◆ YOUR GOAL ◆
Write out all of the data without omission, exactly as shown.
..............................
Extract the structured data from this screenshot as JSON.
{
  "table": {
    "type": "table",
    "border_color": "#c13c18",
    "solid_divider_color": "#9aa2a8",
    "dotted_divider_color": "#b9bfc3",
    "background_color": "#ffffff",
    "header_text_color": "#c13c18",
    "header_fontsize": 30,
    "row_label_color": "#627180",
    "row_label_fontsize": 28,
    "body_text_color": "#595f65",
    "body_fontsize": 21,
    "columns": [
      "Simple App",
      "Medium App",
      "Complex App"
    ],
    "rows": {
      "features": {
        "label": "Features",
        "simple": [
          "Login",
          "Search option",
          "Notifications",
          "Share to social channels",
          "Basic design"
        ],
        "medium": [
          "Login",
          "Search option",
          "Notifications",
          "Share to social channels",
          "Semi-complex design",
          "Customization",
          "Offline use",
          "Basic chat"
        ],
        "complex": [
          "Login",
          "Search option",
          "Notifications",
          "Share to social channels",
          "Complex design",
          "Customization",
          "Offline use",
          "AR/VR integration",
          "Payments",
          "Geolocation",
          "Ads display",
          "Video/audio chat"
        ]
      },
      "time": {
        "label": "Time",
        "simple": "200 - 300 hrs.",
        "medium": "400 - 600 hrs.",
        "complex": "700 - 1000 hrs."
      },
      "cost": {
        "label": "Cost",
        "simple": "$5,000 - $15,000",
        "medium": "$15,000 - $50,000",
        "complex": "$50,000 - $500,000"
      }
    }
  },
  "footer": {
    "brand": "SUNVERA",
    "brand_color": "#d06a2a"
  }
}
..............................
◆ RESULT OF THIS TASK ◆
Extract the structured data from this screenshot as JSON.
{
  "table": {
    "type": "table",
    "border_color": "#c13c18",
    "solid_divider_color": "#9aa2a8",
    "dotted_divider_color": "#b9bfc3",
    "background_color": "#ffffff",
    "header_text_color": "#c13c18",
    "header_fontsize": 30,
    "row_label_color": "#627180",
    "row_label_fontsize": 28,
    "body_text_color": "#595f65",
    "body_fontsize": 21,
    "columns": [
      "Simple App",
      "Medium App",
      "Complex App"
    ],
    "rows": {
      "features": {
        "label": "Features",
        "simple": [
          "Login",
          "Search option",
          "Notifications",
          "Share to social channels",
          "Basic design"
        ],
        "medium": [
          "Login",
          "Search option",
          "Notifications",
          "Share to social channels",
          "Semi-complex design",
          "Customization",
          "Offline use",
          "Basic chat"
        ],
        "complex": [
          "Login",
          "Search option",
          "Notifications",
          "Share to social channels",
          "Complex design",
          "Customization",
          "Offline use",
          "AR/VR integration",
          "Payments",
          "Geolocation",
          "Ads display",
          "Video/audio chat"
        ]
      },
      "time": {
        "label": "Time",
        "simple": "200 - 300 hrs.",
        "medium": "400 - 600 hrs.",
        "complex": "700 - 1000 hrs."
      },
      "cost": {
        "label": "Cost",
        "simple": "$5,000 - $15,000",
        "medium": "$15,000 - $50,000",
        "complex": "$50,000 - $500,000"
      }
    }
  },
  "footer": {
    "brand": "SUNVERA",
    "brand_color": "#d06a2a"
  }
}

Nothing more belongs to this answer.